*OBJECTIVE*: Where the data below has the string "your", return the whole line.

(begin)

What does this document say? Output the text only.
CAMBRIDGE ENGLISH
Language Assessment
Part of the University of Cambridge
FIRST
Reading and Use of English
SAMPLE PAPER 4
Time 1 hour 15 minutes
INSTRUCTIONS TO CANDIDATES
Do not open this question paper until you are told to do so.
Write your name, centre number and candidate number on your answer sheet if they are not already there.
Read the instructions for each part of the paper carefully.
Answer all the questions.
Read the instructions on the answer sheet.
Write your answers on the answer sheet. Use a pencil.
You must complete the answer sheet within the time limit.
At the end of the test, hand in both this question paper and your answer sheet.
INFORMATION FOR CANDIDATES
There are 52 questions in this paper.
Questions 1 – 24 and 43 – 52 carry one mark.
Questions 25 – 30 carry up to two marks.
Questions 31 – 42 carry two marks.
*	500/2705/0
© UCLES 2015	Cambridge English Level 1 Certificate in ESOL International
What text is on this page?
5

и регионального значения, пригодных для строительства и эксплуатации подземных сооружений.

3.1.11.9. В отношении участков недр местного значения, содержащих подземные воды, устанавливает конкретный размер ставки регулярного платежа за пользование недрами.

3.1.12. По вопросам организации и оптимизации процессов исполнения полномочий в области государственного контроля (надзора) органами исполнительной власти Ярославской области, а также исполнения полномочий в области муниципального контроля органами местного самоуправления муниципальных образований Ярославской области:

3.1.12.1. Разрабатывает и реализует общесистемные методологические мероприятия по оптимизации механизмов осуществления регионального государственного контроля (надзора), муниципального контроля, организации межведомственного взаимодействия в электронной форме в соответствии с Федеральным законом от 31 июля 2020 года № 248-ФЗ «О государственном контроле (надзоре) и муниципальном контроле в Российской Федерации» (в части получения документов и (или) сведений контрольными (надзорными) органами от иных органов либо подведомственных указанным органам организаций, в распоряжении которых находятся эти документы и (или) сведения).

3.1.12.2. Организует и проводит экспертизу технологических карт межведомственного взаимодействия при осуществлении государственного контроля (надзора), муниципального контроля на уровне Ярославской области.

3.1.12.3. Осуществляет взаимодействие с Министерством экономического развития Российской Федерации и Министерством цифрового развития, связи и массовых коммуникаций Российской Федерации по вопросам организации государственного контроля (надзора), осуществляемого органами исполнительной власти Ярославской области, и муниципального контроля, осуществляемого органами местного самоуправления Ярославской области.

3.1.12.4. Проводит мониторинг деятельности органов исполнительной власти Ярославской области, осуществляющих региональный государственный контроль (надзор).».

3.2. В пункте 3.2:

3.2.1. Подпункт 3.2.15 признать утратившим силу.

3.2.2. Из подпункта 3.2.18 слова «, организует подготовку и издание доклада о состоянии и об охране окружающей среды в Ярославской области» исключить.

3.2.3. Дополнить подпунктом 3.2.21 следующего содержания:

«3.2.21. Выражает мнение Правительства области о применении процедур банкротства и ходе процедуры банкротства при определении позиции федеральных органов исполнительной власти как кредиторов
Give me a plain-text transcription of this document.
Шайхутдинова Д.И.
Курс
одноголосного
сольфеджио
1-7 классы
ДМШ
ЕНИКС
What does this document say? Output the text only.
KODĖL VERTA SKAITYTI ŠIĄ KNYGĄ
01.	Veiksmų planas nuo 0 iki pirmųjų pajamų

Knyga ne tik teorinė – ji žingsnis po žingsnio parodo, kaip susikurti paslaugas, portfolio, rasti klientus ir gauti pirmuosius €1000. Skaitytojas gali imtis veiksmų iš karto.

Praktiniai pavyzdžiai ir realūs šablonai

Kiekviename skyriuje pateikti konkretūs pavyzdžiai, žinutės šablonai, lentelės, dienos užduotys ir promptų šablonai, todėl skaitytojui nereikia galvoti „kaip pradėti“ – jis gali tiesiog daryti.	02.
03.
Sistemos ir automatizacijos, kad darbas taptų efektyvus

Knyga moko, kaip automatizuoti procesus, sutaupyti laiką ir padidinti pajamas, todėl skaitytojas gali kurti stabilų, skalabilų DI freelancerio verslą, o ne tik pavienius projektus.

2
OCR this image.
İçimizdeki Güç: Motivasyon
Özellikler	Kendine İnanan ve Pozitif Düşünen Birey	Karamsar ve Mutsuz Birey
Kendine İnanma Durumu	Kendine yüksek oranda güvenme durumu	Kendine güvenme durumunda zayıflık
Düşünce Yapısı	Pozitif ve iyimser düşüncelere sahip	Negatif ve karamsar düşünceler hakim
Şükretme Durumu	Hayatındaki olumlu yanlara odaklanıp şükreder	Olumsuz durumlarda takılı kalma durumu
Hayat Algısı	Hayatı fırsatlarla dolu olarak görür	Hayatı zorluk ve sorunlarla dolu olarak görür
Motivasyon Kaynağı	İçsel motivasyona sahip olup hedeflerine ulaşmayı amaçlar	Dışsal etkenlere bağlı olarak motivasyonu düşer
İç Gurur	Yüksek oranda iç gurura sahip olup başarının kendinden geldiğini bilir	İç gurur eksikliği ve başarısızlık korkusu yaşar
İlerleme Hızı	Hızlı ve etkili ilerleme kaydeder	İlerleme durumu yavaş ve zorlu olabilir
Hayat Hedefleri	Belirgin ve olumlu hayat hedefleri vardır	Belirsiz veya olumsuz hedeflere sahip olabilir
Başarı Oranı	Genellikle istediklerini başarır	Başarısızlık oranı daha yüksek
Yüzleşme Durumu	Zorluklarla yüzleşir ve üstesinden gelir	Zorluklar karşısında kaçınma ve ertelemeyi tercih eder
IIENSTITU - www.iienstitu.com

(end)

*EXERCISE RESPONSE*:
Write your name, centre number and candidate number on your answer sheet if they are not already there.
Write your answers on the answer sheet. Use a pencil.
At the end of the test, hand in both this question paper and your answer sheet.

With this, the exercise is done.